Extrait:
☆ ☆ ☆ ☆
Le « free sourcing » est un mode d’approvisionnement où la matière est gérée par un donneur d’ordre pour ses sous-traitants. Le donneur d’ordre passe commande de la matière directement aux fournisseurs de matière pour ses sous-traitants.
Le modèle du « free sourcing » (dont l’arrêt a été décidé en 2011) a pour objectif de pallier au manque de maturité de certains fournisseurs. Notamment sur le déploiement du modèle MRP2 ; qui rend difficile la construction de prévisionnels, en lien étroit avec la réservation de la matière sur le long terme.
L’organisation mise en place repose sur un système de Kanban en double bac, dimensionnés sur une consommation moyenne lissée du fournisseur. Dès que le premier bac est consommé, le fournisseur met la carte en ré-appro. Le cycle de réapprovisionnement correspondant à 10 jours en moyenne.
☆ ☆ ☆ ☆
Données brutes:
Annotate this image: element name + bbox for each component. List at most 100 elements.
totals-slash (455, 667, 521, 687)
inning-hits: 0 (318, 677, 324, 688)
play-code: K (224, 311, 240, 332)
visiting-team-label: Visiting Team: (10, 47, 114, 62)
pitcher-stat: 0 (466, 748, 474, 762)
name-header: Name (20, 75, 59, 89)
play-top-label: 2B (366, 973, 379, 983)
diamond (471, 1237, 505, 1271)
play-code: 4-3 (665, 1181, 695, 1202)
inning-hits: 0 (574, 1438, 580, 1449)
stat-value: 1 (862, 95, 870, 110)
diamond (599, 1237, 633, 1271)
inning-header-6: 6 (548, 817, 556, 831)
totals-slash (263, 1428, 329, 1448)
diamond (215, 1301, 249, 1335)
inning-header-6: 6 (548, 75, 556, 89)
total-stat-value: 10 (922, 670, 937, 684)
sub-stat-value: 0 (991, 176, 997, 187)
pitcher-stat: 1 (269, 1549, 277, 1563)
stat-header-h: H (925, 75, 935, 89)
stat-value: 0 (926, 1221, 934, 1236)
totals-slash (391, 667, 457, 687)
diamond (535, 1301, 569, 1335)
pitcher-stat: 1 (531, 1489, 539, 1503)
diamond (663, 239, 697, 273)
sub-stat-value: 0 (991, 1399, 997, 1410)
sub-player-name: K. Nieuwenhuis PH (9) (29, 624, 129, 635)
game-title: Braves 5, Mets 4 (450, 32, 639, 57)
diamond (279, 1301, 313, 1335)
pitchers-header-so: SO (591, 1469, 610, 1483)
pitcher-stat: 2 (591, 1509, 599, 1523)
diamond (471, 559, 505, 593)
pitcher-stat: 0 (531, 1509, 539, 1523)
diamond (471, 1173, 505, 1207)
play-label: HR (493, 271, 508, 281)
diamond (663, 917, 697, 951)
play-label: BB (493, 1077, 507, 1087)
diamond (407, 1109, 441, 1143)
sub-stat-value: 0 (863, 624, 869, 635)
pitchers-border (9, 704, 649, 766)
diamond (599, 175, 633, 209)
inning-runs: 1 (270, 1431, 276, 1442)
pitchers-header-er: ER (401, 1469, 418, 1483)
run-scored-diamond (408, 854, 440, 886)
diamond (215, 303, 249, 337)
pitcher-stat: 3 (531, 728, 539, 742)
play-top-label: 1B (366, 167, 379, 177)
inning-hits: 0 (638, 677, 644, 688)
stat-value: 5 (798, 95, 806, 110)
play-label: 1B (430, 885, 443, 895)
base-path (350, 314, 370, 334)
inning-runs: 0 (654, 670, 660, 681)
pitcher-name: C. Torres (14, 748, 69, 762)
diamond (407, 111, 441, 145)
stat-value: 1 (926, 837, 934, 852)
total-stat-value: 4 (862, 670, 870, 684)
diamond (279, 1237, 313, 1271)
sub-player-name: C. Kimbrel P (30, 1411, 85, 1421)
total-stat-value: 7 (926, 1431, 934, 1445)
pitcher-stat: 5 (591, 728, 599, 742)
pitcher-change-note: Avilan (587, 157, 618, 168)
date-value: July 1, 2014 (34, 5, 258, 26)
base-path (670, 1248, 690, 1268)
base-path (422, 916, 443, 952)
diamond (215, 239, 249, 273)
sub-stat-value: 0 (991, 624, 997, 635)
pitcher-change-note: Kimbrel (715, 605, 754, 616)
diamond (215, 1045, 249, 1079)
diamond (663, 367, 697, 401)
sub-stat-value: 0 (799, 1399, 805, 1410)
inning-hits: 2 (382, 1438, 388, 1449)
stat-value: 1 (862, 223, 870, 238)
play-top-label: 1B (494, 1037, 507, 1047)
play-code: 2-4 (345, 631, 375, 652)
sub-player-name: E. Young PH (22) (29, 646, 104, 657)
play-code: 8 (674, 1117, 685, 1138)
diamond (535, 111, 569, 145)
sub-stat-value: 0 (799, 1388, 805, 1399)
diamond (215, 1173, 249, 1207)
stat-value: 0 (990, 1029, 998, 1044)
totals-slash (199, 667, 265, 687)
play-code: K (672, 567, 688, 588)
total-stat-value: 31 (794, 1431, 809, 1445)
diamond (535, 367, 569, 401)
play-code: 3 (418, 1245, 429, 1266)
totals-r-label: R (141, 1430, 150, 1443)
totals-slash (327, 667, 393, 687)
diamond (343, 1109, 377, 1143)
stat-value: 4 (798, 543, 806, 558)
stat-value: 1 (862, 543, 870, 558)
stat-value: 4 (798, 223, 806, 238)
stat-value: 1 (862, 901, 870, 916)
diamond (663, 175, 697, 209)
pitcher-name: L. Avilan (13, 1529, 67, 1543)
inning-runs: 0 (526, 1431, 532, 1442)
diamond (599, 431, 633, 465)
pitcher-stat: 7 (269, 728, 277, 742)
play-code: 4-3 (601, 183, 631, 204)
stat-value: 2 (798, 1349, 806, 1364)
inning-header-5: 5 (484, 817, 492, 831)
☆ ☆ ☆ ☆
À compléter:
[1] Recopiez les lignes des données brutes, de la première jusqu'à celle qui contient "pitcher-stat: 1 (269, 1549, 277, 1563)" incluse, en remplaçant "diamond" par "losange" sans rien modifier d'autre.
[2] Poursuivez le texte sur le « free sourcing » à partir de sa dernière phrase.

Réponses attendues:
[1]
Annotate this image: element name + bbox for each component. List at most 100 elements.
totals-slash (455, 667, 521, 687)
inning-hits: 0 (318, 677, 324, 688)
play-code: K (224, 311, 240, 332)
visiting-team-label: Visiting Team: (10, 47, 114, 62)
pitcher-stat: 0 (466, 748, 474, 762)
name-header: Name (20, 75, 59, 89)
play-top-label: 2B (366, 973, 379, 983)
losange (471, 1237, 505, 1271)
play-code: 4-3 (665, 1181, 695, 1202)
inning-hits: 0 (574, 1438, 580, 1449)
stat-value: 1 (862, 95, 870, 110)
losange (599, 1237, 633, 1271)
inning-header-6: 6 (548, 817, 556, 831)
totals-slash (263, 1428, 329, 1448)
losange (215, 1301, 249, 1335)
inning-header-6: 6 (548, 75, 556, 89)
total-stat-value: 10 (922, 670, 937, 684)
sub-stat-value: 0 (991, 176, 997, 187)
pitcher-stat: 1 (269, 1549, 277, 1563)

[2]
Il y a des avantages indéniables à ce type de système ! Il est simple à piloter par le fournisseur car très visuel. Et il permet d’éviter la surproduction car tiré par la consommation réelle. On apprend aussi dans la littérature qu’un système Kanban, pour être pérenne, doit évoluer dans un environnement de demande stable et que le dimensionnement des bacs doit être revu régulièrement.
Nous sommes amenés au travers de nos missions à travailler avec de nombreux acteurs de la supply chain aéronautique. Nous constatons régulièrement deux choses :
- Les fournisseurs se plaignent d’être en rupture de matière.
- Les donneurs d’ordres se plaignent des appels de matière irrégulier.
Pourquoi sommes-nous arrivés à cette situation ?
C’est un ajout de contraintes au système – normalement basé sur des appels réguliers, au besoin. Dans les faits, les fournisseurs n’ont la possibilité de faire leur appel qu’une fois par mois ou une fois tous les deux mois. Ce qui empêche au fournisseur d’appeler de la matière en amont pour lisser sa charge.
Le process de redimensionnement des cartes est aussi à l’origine de deux dysfonctionnements majeurs.
- Un écart dans la vision des besoins entre fournisseur et donneur d’ordre (quantité et temporalité). Le fournisseur est responsable du calcul, le donneur d’ordre de la validation. Or, les paramètres des deux systèmes d’informations ne sont pas liés : pourcentage de rebuts, pourcentage d’imbrication, coefficients de nomenclature, etc.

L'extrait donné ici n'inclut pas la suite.